→ The problem: Copy the listing verbatim, excluding any images found in it.

→ Record excerpts:

────────────────────────────────────────

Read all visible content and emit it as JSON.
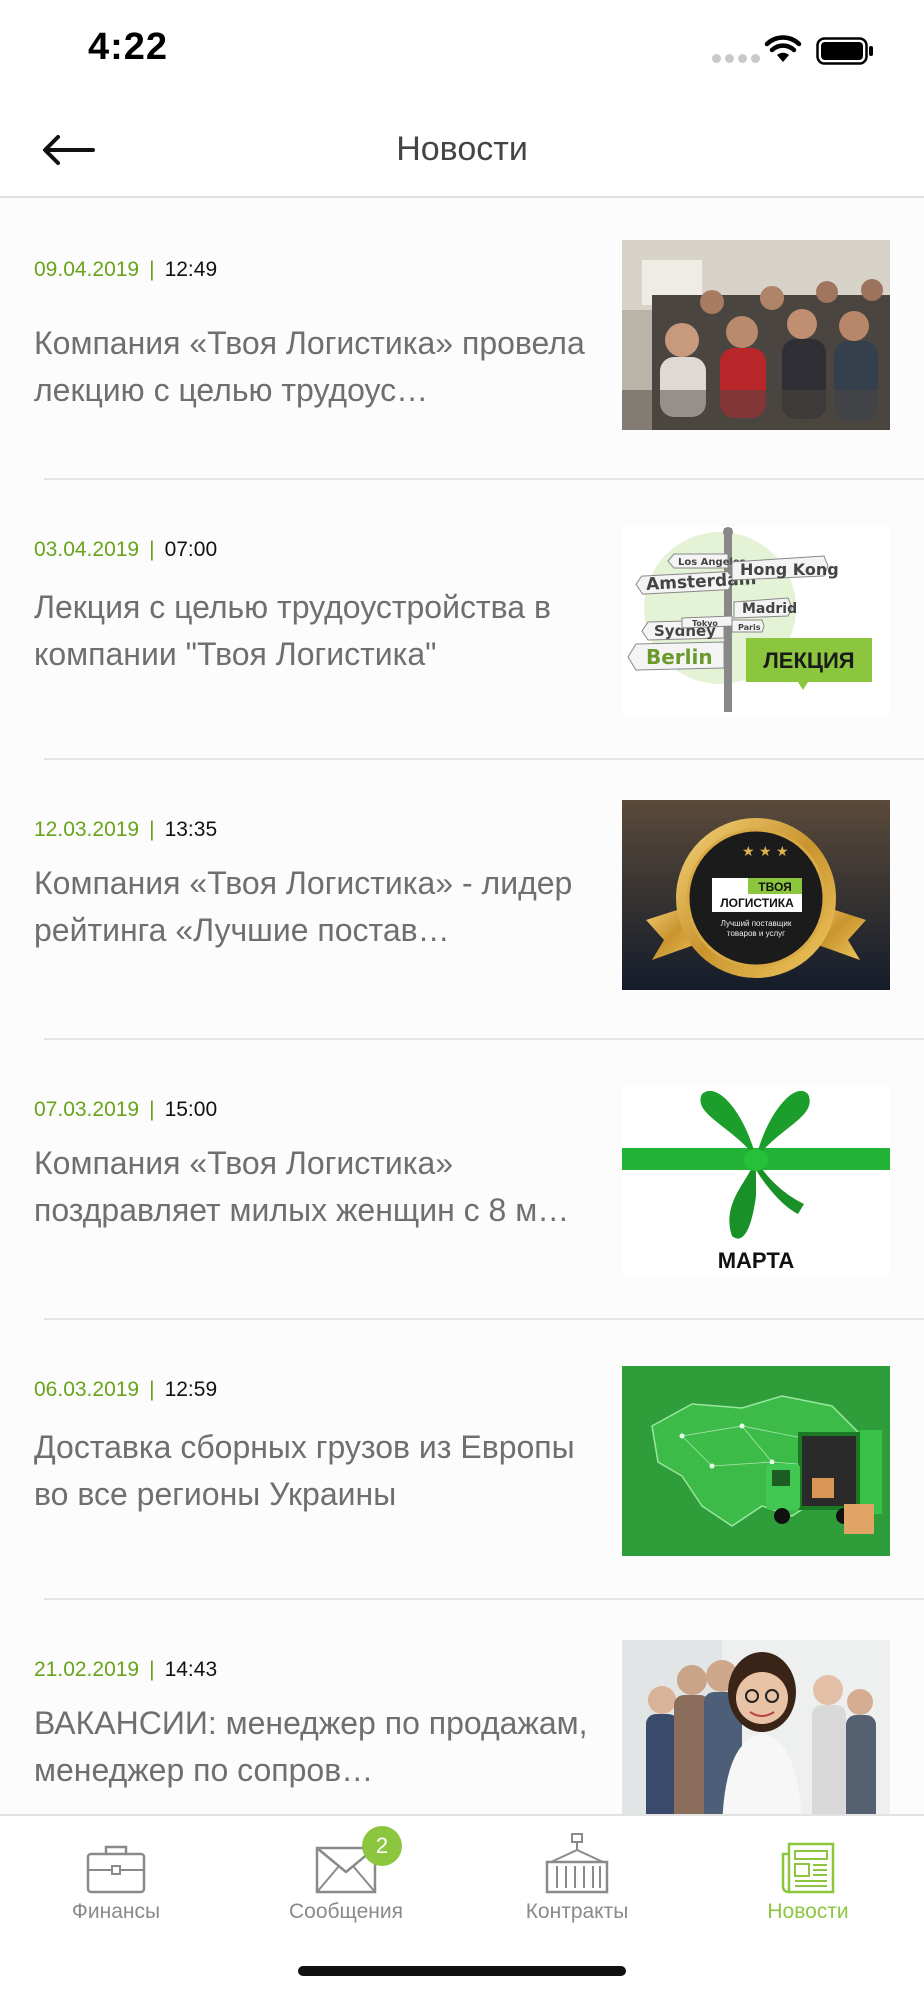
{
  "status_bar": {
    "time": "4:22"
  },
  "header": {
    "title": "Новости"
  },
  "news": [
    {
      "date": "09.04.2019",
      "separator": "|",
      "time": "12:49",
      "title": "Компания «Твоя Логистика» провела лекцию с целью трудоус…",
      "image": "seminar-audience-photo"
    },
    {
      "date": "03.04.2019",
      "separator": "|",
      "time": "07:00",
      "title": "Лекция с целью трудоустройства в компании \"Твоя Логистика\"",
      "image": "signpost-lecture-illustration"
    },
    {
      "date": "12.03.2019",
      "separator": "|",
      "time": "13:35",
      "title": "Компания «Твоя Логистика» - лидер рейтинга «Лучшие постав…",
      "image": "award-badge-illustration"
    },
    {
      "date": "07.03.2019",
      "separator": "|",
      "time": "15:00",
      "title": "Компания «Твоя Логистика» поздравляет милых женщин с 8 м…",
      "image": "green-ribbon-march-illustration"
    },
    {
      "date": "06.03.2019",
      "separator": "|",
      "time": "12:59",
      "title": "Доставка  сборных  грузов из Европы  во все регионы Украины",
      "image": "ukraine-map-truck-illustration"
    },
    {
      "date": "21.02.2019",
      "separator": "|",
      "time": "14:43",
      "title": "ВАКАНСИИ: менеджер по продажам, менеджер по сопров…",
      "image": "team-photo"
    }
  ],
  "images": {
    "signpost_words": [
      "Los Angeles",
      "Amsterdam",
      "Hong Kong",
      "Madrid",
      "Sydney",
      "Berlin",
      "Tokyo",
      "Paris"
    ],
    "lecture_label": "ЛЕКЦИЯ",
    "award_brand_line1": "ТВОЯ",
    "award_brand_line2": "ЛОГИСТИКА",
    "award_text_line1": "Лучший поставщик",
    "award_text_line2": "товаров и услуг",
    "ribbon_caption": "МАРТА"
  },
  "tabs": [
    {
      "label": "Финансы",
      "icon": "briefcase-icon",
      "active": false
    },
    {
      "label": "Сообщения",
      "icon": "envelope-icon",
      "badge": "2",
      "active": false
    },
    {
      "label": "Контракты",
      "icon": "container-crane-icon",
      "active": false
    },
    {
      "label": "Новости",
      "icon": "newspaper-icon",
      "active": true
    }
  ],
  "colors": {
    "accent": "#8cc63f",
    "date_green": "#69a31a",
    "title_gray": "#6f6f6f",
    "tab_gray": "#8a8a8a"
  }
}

────────────────────────────────────────

→ Solution to this problem:
Read all visible content and emit it as JSON.
{
  "status_bar": {
    "time": "4:22"
  },
  "header": {
    "title": "Новости"
  },
  "news": [
    {
      "date": "09.04.2019",
      "separator": "|",
      "time": "12:49",
      "title": "Компания «Твоя Логистика» провела лекцию с целью трудоус…",
      "image": "seminar-audience-photo"
    },
    {
      "date": "03.04.2019",
      "separator": "|",
      "time": "07:00",
      "title": "Лекция с целью трудоустройства в компании \"Твоя Логистика\"",
      "image": "signpost-lecture-illustration"
    },
    {
      "date": "12.03.2019",
      "separator": "|",
      "time": "13:35",
      "title": "Компания «Твоя Логистика» - лидер рейтинга «Лучшие постав…",
      "image": "award-badge-illustration"
    },
    {
      "date": "07.03.2019",
      "separator": "|",
      "time": "15:00",
      "title": "Компания «Твоя Логистика» поздравляет милых женщин с 8 м…",
      "image": "green-ribbon-march-illustration"
    },
    {
      "date": "06.03.2019",
      "separator": "|",
      "time": "12:59",
      "title": "Доставка  сборных  грузов из Европы  во все регионы Украины",
      "image": "ukraine-map-truck-illustration"
    },
    {
      "date": "21.02.2019",
      "separator": "|",
      "time": "14:43",
      "title": "ВАКАНСИИ: менеджер по продажам, менеджер по сопров…",
      "image": "team-photo"
    }
  ],
  "images": {
    "signpost_words": [
      "Los Angeles",
      "Amsterdam",
      "Hong Kong",
      "Madrid",
      "Sydney",
      "Berlin",
      "Tokyo",
      "Paris"
    ],
    "lecture_label": "ЛЕКЦИЯ",
    "award_brand_line1": "ТВОЯ",
    "award_brand_line2": "ЛОГИСТИКА",
    "award_text_line1": "Лучший поставщик",
    "award_text_line2": "товаров и услуг",
    "ribbon_caption": "МАРТА"
  },
  "tabs": [
    {
      "label": "Финансы",
      "icon": "briefcase-icon",
      "active": false
    },
    {
      "label": "Сообщения",
      "icon": "envelope-icon",
      "badge": "2",
      "active": false
    },
    {
      "label": "Контракты",
      "icon": "container-crane-icon",
      "active": false
    },
    {
      "label": "Новости",
      "icon": "newspaper-icon",
      "active": true
    }
  ],
  "colors": {
    "accent": "#8cc63f",
    "date_green": "#69a31a",
    "title_gray": "#6f6f6f",
    "tab_gray": "#8a8a8a"
  }
}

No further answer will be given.